**SHORT TASK**
Identify each line below that contains the word "favicon", and copy it out.

**Source data**
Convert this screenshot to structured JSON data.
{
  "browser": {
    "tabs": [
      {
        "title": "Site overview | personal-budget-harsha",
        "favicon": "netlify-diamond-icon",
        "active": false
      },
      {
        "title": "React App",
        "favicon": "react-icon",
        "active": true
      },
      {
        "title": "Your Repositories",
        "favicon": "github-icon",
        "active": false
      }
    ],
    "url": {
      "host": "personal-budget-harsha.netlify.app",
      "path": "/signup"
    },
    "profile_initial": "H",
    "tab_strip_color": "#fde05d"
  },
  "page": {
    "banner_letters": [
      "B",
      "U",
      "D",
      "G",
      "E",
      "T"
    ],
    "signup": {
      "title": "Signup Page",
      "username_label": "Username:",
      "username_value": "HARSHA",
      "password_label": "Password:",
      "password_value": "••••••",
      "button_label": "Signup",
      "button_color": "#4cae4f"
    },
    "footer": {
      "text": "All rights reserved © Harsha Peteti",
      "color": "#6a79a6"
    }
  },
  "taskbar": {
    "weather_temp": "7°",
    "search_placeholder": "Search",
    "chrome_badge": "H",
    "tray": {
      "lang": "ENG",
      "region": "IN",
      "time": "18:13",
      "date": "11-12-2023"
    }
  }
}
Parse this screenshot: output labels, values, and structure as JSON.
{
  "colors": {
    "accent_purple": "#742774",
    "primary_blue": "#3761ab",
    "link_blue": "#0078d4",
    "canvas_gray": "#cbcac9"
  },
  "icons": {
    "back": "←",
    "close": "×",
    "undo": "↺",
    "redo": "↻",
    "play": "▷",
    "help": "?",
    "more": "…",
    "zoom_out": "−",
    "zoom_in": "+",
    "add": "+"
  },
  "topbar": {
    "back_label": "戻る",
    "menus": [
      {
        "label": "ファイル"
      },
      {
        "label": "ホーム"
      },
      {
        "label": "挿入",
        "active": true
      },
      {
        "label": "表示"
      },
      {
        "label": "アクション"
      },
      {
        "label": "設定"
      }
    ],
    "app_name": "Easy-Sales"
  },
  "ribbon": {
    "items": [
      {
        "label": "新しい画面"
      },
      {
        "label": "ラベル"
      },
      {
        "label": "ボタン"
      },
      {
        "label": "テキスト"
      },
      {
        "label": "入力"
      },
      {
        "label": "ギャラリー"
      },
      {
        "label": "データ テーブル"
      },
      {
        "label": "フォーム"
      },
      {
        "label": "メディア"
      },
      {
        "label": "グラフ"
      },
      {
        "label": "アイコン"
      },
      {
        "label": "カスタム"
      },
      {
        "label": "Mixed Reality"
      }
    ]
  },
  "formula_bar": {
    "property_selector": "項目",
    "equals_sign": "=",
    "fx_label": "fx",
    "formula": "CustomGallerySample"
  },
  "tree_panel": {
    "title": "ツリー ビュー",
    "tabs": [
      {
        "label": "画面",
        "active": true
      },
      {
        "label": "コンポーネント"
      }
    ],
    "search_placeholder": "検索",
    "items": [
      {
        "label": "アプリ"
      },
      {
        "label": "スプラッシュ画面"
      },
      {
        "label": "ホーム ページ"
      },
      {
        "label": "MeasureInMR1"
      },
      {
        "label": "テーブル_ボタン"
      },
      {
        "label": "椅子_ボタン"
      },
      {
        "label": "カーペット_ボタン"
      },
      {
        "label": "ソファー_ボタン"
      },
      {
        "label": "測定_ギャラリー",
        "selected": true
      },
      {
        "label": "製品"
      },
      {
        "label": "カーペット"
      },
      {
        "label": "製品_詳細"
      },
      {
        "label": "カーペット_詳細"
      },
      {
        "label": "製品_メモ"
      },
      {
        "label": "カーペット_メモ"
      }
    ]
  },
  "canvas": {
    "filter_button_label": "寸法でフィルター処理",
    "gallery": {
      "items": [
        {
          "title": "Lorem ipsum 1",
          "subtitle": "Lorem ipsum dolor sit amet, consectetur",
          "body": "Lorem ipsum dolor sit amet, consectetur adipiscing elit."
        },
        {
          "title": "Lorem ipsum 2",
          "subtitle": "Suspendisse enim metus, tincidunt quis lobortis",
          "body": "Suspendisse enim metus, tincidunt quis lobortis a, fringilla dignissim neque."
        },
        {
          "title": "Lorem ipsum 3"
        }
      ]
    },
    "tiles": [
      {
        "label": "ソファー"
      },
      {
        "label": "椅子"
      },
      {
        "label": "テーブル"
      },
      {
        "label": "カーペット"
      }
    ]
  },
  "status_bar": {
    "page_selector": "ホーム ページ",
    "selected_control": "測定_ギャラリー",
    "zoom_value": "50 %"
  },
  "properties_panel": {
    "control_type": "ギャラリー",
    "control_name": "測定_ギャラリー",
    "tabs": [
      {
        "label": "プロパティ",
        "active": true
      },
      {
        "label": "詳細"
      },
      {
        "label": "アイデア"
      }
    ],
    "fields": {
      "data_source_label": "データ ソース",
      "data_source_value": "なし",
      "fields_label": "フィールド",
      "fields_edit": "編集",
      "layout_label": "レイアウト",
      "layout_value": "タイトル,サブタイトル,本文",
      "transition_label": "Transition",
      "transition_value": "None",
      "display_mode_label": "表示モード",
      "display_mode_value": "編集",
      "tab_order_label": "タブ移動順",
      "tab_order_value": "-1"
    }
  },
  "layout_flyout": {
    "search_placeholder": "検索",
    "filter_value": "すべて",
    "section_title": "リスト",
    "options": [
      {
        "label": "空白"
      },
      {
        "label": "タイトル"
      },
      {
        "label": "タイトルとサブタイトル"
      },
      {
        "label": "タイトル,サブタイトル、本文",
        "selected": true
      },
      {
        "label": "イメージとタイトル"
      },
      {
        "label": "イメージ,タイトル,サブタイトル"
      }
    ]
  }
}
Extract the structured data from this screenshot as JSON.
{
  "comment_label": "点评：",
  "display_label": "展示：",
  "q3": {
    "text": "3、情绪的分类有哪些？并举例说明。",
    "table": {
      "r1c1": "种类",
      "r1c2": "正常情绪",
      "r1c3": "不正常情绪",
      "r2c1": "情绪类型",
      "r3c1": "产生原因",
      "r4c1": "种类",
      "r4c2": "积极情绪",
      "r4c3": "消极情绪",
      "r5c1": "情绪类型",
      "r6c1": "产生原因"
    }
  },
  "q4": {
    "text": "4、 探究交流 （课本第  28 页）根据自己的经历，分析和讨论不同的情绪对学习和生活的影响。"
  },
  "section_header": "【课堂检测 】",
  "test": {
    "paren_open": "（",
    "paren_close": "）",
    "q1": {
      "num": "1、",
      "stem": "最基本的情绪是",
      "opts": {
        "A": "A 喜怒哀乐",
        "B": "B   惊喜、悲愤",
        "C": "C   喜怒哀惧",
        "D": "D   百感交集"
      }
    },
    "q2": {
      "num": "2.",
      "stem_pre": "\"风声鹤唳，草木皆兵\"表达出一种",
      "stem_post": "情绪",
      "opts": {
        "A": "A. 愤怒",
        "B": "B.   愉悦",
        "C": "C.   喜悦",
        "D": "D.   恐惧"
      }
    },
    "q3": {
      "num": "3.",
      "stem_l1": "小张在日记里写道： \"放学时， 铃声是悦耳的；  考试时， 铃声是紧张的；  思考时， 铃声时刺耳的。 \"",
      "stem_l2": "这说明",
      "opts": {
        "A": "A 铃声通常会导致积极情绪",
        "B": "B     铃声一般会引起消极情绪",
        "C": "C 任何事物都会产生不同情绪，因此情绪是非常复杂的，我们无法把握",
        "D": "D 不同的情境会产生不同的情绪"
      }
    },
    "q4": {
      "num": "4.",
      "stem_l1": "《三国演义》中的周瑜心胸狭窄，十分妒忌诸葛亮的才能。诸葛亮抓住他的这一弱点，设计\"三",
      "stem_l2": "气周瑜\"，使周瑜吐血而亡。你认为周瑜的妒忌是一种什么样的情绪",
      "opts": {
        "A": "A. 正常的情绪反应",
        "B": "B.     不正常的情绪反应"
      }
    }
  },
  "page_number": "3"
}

**CORRECT ANSWER**
        "favicon": "netlify-diamond-icon",
        "favicon": "react-icon",
        "favicon": "github-icon",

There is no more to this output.